* Exercise description *
Among the entries, which lines carry the string "Give"? Copy each of them.

* Records provided *
---+---

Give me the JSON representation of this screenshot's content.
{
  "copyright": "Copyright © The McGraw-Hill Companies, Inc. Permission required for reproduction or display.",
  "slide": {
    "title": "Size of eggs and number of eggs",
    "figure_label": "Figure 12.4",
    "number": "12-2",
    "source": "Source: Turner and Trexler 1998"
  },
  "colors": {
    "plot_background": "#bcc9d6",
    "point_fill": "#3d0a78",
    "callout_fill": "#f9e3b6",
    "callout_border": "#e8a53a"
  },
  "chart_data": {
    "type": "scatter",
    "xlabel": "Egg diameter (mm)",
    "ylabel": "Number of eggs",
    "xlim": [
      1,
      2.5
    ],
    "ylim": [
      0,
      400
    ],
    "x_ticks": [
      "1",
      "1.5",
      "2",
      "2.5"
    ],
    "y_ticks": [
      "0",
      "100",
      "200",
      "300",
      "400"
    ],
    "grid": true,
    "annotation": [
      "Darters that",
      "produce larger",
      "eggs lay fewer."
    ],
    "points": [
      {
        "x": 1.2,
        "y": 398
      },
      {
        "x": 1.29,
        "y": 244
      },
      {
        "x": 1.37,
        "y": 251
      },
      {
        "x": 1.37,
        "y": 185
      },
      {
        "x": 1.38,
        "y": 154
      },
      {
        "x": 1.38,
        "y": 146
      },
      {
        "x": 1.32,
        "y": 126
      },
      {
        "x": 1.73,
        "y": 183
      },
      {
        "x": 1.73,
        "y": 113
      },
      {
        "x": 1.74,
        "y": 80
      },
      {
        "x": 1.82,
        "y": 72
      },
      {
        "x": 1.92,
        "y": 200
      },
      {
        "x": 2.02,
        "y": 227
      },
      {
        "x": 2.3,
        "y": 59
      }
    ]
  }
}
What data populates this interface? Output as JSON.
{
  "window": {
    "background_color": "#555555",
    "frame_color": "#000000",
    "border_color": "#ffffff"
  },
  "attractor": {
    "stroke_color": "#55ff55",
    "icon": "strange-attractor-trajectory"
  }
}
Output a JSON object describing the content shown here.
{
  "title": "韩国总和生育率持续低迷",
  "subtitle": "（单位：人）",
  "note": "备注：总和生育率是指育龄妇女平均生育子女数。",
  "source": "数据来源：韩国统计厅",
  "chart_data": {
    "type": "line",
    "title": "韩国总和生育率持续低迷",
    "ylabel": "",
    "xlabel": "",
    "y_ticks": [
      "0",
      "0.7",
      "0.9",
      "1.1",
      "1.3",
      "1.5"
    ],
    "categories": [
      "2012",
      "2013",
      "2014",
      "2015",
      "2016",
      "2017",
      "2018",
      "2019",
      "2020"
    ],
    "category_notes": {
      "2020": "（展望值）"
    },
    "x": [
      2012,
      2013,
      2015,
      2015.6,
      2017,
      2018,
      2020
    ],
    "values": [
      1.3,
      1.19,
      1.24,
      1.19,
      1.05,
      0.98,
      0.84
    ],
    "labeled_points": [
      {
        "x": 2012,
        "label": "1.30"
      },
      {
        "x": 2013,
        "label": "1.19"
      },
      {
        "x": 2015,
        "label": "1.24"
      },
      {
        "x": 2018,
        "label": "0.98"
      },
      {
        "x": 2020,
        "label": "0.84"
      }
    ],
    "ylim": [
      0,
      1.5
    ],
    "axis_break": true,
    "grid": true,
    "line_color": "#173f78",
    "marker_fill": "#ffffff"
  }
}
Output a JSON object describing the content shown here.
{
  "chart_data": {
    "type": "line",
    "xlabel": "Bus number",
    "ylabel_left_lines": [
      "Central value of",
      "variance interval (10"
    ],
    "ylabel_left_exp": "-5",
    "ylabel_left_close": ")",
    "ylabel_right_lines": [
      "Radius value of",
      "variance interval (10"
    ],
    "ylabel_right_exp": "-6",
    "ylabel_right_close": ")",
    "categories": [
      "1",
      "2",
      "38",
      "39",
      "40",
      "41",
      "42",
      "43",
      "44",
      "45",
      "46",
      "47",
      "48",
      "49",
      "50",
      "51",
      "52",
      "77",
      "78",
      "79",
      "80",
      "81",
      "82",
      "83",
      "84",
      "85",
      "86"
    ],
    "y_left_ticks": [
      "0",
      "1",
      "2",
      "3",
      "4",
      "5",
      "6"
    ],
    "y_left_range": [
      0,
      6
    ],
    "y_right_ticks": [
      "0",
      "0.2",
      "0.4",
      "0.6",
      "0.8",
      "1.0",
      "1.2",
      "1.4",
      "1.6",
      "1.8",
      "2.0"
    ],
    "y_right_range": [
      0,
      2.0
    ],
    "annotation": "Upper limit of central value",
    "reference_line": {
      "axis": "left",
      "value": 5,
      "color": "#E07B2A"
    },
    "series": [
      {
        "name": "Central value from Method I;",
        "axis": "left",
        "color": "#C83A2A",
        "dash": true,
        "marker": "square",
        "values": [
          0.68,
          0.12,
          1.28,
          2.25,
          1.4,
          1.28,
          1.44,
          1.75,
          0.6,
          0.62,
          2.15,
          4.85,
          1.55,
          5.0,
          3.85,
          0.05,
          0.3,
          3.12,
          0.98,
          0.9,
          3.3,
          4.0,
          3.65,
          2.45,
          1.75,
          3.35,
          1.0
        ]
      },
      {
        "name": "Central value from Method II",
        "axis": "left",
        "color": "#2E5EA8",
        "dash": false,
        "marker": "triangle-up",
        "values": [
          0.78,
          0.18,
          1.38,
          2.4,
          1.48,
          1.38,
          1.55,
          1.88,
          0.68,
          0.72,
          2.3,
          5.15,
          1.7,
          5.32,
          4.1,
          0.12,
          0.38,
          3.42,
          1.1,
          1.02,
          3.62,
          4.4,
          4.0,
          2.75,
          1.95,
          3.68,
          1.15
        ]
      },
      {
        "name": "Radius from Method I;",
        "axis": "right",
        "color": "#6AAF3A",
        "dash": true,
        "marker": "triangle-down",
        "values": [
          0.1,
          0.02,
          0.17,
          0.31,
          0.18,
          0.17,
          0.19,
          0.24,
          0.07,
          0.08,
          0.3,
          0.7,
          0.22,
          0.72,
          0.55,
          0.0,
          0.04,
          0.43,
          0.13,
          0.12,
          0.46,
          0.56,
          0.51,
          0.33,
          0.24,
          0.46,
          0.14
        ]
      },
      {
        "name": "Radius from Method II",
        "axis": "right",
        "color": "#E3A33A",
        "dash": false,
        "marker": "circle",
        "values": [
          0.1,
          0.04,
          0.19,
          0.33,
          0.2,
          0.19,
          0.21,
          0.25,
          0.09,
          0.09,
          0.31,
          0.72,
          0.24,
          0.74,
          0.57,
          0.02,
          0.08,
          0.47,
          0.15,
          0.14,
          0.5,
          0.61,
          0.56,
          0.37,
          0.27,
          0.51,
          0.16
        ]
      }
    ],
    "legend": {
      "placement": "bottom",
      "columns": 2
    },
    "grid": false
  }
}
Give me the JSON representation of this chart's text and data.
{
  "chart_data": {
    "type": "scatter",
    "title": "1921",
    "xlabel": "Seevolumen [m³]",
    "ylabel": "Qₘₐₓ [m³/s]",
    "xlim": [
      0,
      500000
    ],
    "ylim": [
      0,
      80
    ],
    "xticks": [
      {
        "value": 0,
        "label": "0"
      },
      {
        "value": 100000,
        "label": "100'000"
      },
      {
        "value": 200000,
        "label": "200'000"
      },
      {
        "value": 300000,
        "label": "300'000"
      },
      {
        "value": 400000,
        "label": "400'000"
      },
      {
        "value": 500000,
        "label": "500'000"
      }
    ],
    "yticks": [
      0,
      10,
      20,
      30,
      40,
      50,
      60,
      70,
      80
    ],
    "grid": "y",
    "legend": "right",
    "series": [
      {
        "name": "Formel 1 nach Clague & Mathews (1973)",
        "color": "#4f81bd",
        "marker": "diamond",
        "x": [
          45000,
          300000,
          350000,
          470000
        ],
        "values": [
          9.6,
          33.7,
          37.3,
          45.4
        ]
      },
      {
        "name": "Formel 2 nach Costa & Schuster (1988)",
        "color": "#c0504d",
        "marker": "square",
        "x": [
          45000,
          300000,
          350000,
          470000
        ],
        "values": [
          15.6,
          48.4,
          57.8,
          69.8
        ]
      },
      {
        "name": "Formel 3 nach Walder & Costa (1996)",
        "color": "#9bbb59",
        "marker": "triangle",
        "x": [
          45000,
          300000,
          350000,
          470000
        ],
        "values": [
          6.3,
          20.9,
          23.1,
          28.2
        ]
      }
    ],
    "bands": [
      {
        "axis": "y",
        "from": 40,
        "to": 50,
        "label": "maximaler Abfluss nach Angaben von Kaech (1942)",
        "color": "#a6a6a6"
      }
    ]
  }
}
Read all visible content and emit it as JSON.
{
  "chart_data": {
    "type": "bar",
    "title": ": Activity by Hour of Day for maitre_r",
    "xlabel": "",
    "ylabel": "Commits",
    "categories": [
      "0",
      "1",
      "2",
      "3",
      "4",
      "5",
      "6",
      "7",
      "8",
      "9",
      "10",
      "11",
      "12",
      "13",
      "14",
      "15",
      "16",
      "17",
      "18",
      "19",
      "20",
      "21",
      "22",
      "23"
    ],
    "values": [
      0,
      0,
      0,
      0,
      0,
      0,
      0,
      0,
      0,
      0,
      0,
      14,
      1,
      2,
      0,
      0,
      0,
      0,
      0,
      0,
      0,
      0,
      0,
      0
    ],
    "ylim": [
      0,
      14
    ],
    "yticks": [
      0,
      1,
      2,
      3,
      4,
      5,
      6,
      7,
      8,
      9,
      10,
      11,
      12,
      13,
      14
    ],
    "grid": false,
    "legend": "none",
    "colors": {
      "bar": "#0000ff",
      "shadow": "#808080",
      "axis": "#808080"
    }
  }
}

---+---

* Answer to this problem *
Give me the JSON representation of this screenshot's content.
Give me the JSON representation of this chart's text and data.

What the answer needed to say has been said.